## DATA TO USE
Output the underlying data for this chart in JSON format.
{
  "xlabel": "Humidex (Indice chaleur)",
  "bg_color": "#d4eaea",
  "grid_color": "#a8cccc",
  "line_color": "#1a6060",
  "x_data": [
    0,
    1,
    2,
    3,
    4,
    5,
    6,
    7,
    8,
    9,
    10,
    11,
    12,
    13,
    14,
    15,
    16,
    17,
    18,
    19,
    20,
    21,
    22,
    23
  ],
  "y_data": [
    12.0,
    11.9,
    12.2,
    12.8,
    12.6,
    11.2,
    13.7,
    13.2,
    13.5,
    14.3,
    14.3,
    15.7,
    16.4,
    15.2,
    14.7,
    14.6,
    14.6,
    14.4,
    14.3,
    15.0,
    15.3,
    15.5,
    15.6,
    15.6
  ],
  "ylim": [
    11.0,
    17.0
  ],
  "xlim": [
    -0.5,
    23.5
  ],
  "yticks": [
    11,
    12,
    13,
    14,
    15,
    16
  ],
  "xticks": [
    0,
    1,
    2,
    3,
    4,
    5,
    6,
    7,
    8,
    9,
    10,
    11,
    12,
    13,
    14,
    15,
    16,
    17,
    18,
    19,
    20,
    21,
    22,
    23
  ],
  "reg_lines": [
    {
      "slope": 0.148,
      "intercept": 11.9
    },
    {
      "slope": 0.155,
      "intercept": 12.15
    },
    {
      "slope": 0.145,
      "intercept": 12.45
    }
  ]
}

## WRITTEN PROBLEM
Please output the entire listing exactly as it stands.

## TASK RESULT
Output the underlying data for this chart in JSON format.
{
  "xlabel": "Humidex (Indice chaleur)",
  "bg_color": "#d4eaea",
  "grid_color": "#a8cccc",
  "line_color": "#1a6060",
  "x_data": [
    0,
    1,
    2,
    3,
    4,
    5,
    6,
    7,
    8,
    9,
    10,
    11,
    12,
    13,
    14,
    15,
    16,
    17,
    18,
    19,
    20,
    21,
    22,
    23
  ],
  "y_data": [
    12.0,
    11.9,
    12.2,
    12.8,
    12.6,
    11.2,
    13.7,
    13.2,
    13.5,
    14.3,
    14.3,
    15.7,
    16.4,
    15.2,
    14.7,
    14.6,
    14.6,
    14.4,
    14.3,
    15.0,
    15.3,
    15.5,
    15.6,
    15.6
  ],
  "ylim": [
    11.0,
    17.0
  ],
  "xlim": [
    -0.5,
    23.5
  ],
  "yticks": [
    11,
    12,
    13,
    14,
    15,
    16
  ],
  "xticks": [
    0,
    1,
    2,
    3,
    4,
    5,
    6,
    7,
    8,
    9,
    10,
    11,
    12,
    13,
    14,
    15,
    16,
    17,
    18,
    19,
    20,
    21,
    22,
    23
  ],
  "reg_lines": [
    {
      "slope": 0.148,
      "intercept": 11.9
    },
    {
      "slope": 0.155,
      "intercept": 12.15
    },
    {
      "slope": 0.145,
      "intercept": 12.45
    }
  ]
}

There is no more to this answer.